(Collected data entries)
** begin **

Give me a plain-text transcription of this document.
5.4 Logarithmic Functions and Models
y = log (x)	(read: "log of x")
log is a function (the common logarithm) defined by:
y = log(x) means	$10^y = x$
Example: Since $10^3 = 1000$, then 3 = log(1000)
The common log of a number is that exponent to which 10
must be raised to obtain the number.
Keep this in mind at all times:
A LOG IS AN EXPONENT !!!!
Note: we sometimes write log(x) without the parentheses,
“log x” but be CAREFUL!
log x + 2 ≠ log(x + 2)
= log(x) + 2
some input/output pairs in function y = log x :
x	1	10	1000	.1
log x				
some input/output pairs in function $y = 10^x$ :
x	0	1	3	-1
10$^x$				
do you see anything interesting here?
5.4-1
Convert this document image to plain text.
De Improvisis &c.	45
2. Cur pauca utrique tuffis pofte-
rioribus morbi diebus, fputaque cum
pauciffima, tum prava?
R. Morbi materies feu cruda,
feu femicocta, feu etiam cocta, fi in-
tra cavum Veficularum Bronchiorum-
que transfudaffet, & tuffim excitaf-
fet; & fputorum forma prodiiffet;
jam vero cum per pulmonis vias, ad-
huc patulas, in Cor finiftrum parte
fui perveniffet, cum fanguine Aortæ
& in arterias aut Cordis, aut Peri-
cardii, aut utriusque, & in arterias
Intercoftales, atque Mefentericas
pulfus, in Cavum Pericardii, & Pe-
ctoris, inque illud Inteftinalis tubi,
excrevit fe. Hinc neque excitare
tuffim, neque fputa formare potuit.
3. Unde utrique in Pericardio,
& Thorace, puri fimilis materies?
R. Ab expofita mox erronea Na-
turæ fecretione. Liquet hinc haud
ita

** end **

Go over the records above and tally each line that includes "text". Give the total by itself.

*Answer to the task:* 2